▶ _Exercise goal_: Tally the lines of the listing that contain the string "Author". Give the number and nothing else.

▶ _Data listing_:
* * * * * * *
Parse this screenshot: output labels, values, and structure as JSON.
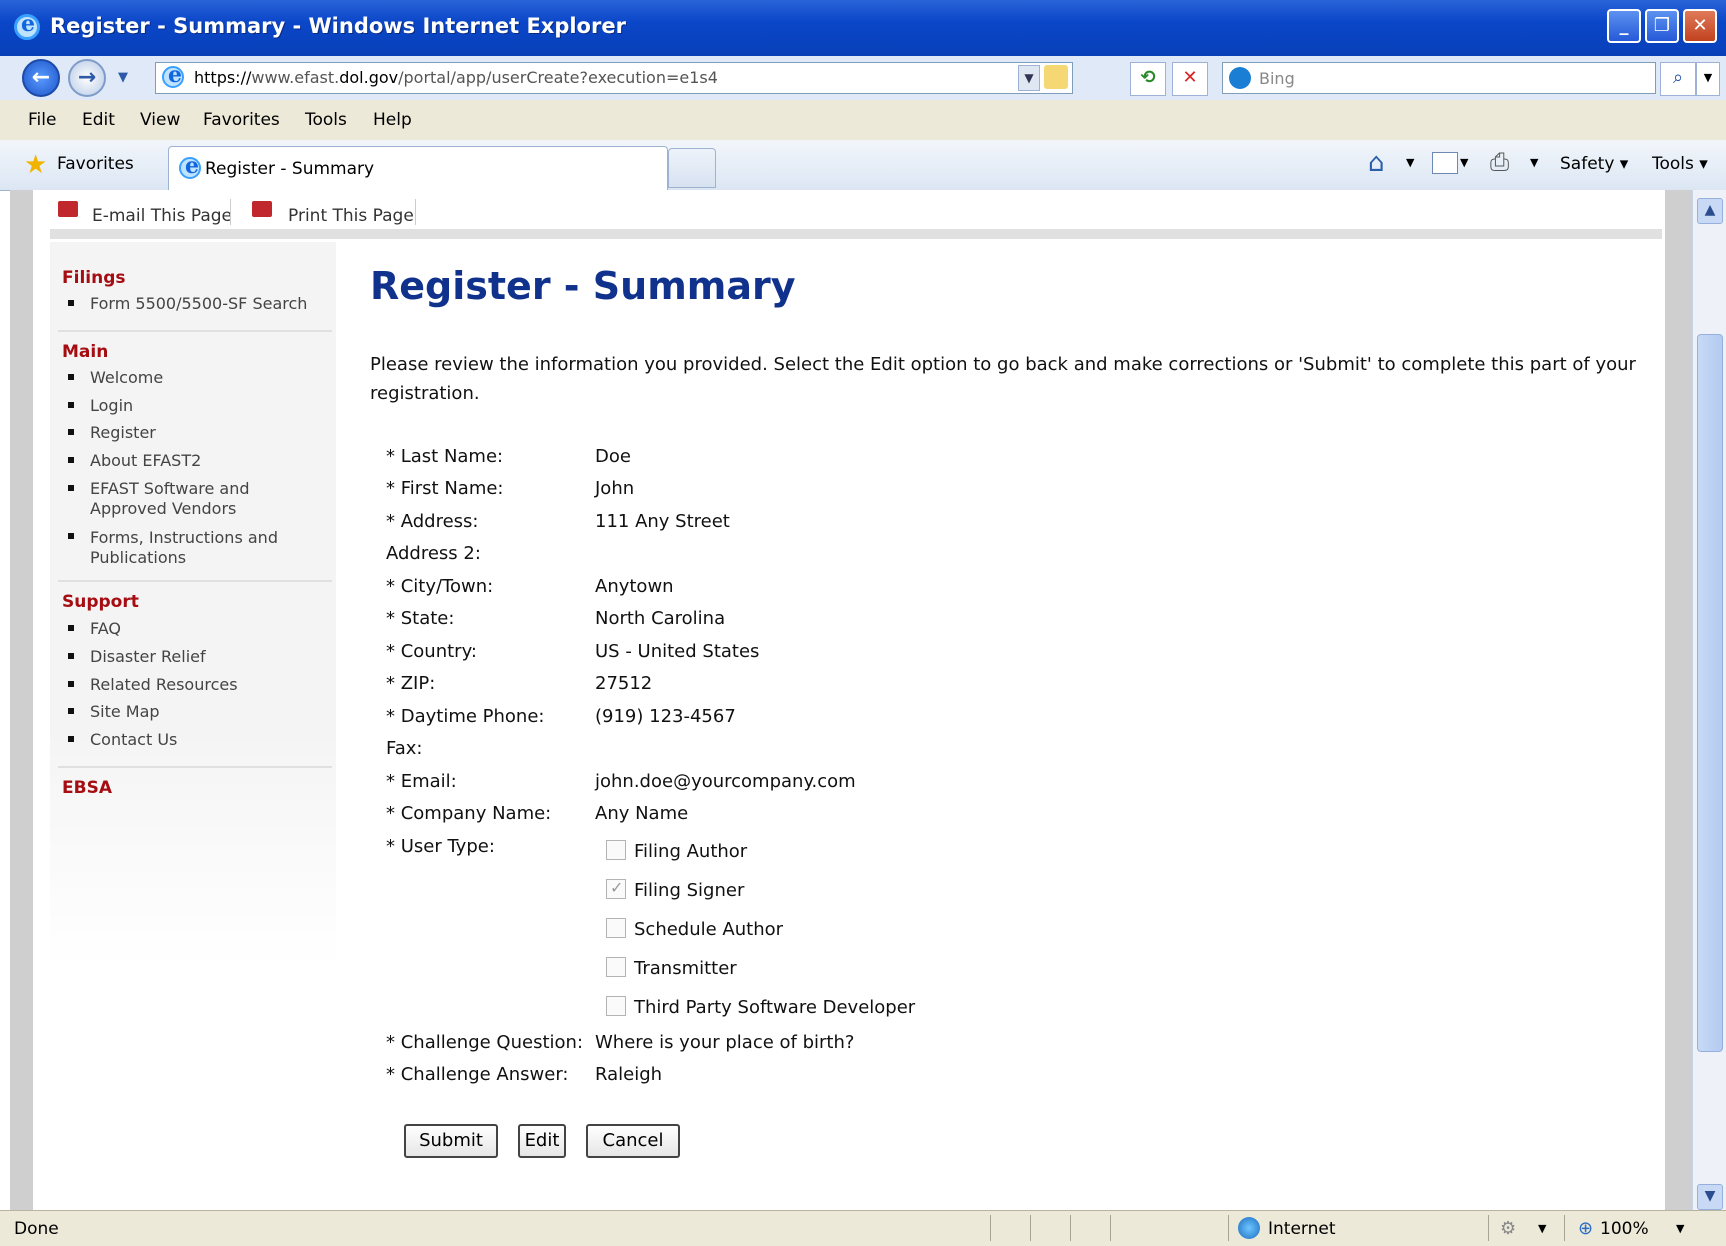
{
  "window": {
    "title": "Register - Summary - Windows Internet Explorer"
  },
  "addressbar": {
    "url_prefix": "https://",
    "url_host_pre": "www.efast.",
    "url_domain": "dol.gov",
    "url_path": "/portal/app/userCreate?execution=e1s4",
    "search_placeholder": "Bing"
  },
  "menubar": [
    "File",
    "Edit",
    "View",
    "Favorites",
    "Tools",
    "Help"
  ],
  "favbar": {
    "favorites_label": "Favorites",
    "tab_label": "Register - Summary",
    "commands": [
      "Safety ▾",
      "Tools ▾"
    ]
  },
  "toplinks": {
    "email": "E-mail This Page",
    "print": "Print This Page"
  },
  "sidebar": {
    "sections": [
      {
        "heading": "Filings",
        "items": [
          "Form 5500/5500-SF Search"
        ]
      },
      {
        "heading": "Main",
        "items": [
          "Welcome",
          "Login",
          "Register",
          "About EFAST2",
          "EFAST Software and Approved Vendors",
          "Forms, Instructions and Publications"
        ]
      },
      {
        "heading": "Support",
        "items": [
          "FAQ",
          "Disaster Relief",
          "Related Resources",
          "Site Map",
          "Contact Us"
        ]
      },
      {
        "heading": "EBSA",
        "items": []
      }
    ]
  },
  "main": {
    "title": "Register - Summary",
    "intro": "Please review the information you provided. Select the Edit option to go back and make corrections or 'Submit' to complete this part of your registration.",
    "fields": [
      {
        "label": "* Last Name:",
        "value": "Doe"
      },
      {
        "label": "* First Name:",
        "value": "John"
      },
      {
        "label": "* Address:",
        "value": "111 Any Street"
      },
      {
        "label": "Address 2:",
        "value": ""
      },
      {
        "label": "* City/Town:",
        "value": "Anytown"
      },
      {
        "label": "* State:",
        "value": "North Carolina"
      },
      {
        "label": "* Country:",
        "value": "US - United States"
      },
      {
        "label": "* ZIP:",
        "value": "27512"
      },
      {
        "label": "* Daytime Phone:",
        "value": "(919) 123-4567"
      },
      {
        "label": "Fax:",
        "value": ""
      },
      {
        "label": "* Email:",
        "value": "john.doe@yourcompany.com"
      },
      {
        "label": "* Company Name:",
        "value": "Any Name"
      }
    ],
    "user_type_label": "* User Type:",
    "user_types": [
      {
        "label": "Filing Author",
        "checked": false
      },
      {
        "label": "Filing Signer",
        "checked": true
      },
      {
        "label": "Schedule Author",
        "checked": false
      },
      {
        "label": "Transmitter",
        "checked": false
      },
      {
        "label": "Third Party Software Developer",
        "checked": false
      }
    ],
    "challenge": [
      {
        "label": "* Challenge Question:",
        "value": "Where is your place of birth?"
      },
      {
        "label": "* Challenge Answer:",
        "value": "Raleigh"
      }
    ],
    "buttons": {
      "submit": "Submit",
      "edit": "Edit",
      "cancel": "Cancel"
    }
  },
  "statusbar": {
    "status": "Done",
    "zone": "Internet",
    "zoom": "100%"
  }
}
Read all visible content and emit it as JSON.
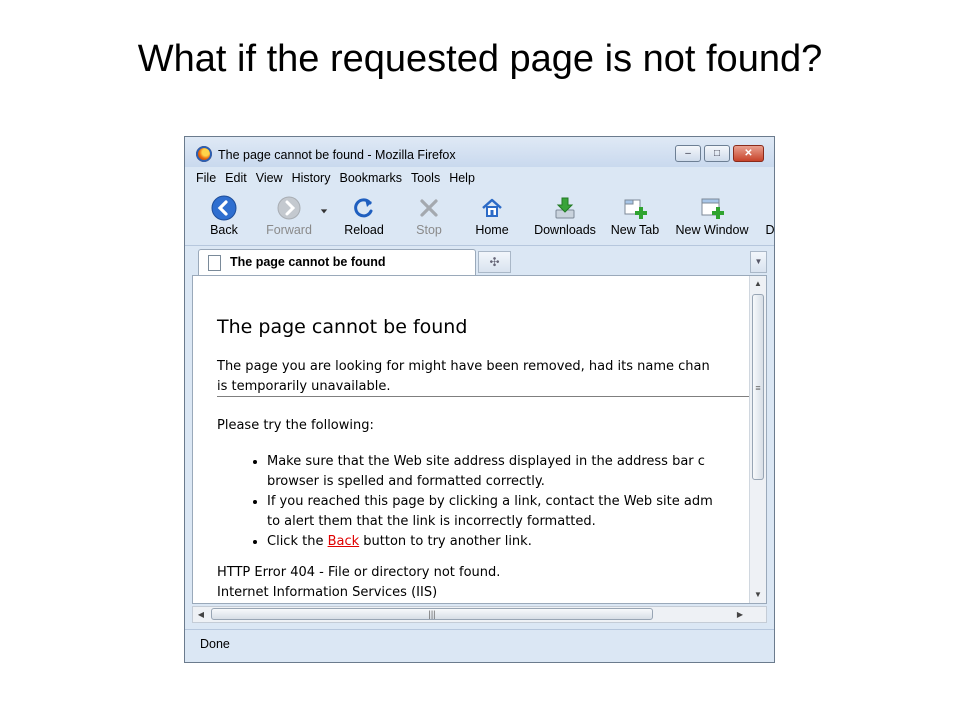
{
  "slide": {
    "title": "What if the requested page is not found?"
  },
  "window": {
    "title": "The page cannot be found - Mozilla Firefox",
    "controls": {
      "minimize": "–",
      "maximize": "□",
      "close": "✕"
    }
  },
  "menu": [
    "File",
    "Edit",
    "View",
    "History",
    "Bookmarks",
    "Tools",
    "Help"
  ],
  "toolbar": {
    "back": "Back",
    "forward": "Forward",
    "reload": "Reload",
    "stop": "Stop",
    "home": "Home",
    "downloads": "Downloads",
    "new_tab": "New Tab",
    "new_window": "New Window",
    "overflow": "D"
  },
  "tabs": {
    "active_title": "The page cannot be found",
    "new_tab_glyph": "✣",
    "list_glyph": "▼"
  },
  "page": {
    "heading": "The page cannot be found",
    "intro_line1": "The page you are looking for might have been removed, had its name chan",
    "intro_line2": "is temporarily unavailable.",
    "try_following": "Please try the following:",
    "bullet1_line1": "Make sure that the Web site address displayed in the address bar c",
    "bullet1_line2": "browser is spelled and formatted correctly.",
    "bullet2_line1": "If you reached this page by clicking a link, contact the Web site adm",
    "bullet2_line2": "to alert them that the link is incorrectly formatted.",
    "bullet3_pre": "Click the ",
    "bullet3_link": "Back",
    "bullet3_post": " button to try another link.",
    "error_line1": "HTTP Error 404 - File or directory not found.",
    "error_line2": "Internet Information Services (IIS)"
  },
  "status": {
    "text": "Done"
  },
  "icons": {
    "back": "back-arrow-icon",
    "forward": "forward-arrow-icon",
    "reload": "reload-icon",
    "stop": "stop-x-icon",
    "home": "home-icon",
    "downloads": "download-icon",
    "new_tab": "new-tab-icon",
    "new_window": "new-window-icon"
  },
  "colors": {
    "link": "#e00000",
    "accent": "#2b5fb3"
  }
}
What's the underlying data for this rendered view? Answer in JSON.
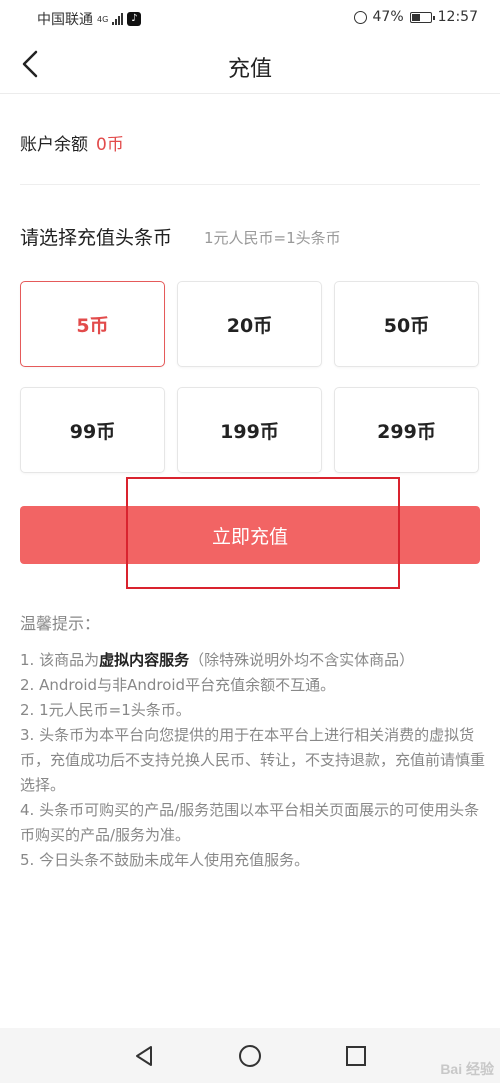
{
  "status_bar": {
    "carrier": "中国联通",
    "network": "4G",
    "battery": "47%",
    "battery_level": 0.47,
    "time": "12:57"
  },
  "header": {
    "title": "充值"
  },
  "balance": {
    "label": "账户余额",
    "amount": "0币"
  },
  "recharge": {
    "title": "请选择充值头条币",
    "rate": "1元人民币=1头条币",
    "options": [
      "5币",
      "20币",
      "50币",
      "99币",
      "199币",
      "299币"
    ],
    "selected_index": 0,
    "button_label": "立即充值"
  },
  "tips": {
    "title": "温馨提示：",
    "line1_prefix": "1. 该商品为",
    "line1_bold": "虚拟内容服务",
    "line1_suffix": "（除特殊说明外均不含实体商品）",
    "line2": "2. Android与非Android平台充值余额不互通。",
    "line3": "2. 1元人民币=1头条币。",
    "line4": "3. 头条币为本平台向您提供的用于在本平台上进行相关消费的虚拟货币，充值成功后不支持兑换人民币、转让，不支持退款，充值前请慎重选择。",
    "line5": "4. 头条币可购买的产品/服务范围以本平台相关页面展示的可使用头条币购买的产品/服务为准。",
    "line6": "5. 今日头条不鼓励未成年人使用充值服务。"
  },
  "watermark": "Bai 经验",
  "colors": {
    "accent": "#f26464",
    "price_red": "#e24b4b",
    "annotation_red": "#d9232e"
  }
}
* * * * * * *
▶ _Written answer_: 2